• _INSTRUCTIONS FOR THE TASK_
Going through the material below, please gather all lines with the word "JSON" in them.

[start]

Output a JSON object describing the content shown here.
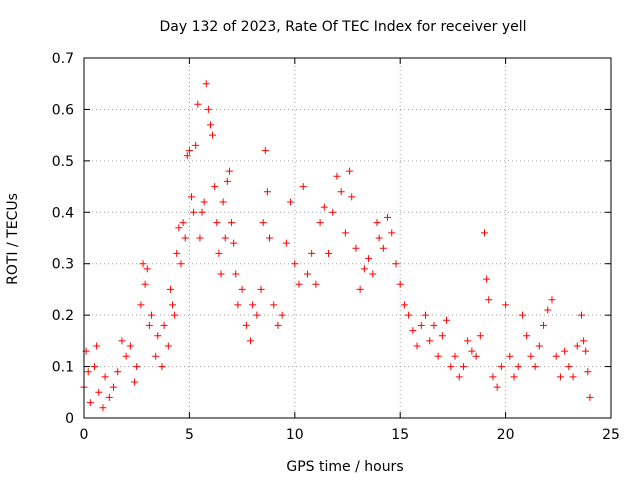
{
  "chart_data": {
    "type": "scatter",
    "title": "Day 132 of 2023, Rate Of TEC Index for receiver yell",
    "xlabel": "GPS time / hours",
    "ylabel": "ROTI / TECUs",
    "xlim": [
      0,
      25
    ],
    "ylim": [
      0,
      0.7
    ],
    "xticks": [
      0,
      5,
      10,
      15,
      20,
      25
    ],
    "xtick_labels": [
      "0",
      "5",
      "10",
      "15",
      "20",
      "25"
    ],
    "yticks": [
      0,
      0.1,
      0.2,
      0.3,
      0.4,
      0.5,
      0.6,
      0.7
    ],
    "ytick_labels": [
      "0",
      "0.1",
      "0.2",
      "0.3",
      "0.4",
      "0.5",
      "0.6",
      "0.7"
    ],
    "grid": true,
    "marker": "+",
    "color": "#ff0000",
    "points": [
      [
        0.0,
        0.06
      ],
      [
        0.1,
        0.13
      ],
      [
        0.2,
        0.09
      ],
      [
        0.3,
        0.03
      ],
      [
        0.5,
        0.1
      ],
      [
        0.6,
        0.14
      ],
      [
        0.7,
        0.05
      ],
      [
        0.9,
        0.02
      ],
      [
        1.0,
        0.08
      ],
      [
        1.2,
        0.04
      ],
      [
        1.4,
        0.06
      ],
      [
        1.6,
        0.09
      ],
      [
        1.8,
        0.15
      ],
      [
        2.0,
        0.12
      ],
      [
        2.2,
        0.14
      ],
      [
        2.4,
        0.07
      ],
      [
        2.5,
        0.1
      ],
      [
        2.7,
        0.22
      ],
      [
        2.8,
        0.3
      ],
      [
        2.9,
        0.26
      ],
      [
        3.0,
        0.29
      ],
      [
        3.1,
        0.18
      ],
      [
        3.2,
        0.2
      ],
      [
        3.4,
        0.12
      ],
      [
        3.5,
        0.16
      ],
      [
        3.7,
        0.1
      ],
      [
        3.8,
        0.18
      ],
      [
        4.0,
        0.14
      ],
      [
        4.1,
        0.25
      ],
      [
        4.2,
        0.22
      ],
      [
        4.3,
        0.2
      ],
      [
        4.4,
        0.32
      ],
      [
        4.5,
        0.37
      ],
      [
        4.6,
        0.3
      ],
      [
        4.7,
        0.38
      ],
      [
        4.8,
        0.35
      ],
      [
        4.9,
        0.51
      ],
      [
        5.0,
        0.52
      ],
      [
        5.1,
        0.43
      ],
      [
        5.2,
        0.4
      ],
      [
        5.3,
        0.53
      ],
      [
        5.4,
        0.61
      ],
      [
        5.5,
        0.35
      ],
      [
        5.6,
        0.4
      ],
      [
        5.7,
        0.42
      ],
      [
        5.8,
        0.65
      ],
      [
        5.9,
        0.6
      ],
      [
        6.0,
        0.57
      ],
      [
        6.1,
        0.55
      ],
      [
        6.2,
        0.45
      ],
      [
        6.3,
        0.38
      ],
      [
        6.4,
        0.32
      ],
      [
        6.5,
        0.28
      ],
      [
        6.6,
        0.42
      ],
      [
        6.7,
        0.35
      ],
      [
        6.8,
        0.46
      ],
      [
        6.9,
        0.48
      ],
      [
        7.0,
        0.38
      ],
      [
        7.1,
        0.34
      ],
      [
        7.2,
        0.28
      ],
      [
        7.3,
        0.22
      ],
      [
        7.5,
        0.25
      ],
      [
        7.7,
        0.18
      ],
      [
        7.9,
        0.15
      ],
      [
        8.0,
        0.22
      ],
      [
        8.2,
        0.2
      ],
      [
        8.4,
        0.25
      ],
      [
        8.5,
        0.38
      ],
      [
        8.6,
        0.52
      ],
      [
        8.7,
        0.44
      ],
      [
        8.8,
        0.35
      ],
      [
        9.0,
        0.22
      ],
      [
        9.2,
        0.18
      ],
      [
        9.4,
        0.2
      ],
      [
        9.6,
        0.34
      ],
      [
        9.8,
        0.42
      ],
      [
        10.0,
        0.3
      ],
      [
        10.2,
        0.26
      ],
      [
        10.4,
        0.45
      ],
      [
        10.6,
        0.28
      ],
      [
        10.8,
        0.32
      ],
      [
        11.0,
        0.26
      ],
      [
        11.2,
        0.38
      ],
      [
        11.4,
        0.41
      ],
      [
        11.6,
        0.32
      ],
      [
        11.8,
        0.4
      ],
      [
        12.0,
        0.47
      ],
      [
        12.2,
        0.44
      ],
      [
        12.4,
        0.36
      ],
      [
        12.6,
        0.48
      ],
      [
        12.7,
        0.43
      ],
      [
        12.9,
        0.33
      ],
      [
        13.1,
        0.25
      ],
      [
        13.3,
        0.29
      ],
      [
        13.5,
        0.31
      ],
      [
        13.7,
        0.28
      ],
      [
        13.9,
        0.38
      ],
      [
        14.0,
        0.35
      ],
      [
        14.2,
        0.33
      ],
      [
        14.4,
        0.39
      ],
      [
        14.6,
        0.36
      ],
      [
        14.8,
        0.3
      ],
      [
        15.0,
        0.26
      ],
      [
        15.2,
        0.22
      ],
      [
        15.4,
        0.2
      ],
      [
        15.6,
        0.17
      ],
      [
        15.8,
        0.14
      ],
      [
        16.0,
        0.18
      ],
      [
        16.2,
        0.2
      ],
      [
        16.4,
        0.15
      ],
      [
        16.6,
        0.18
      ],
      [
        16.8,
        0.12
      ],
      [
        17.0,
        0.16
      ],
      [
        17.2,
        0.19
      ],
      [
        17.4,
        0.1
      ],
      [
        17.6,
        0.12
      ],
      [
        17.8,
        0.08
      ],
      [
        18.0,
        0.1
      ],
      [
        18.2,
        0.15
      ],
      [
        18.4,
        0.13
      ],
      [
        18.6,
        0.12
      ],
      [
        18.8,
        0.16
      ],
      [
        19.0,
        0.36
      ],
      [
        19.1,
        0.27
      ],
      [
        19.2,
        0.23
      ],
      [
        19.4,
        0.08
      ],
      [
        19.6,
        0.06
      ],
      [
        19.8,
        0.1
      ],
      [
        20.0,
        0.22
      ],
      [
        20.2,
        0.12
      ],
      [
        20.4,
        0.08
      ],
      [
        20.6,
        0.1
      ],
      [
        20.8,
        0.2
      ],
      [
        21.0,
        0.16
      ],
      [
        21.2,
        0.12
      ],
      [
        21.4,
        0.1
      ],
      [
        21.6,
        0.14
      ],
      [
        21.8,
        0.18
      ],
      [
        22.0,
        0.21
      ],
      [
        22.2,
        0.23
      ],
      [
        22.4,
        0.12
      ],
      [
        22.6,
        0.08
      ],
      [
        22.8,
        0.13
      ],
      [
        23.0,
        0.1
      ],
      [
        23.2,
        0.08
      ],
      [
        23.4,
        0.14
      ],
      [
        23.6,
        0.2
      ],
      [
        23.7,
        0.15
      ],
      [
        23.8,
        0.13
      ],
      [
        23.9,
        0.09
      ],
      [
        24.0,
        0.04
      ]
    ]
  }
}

[end]
[start]

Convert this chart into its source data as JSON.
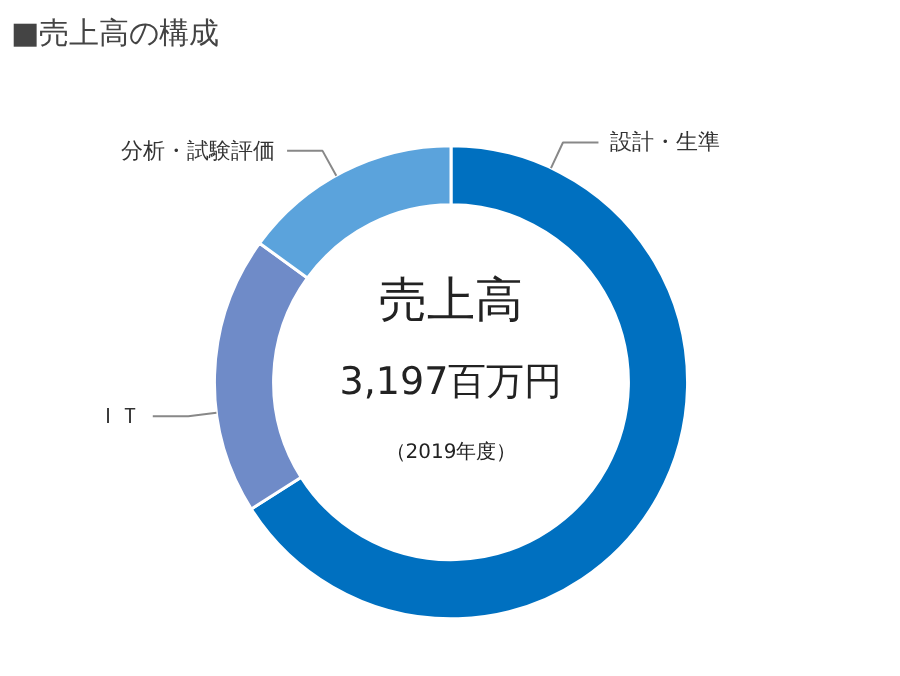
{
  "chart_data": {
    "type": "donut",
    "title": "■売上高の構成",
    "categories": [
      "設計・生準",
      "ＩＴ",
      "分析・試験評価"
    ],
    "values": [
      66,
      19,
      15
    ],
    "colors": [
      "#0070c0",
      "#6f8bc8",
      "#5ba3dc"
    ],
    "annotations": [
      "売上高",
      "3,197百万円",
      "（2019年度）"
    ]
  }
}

[end]

• _RESULT FOR THIS EXERCISE_
Output a JSON object describing the content shown here.
Convert this chart into its source data as JSON.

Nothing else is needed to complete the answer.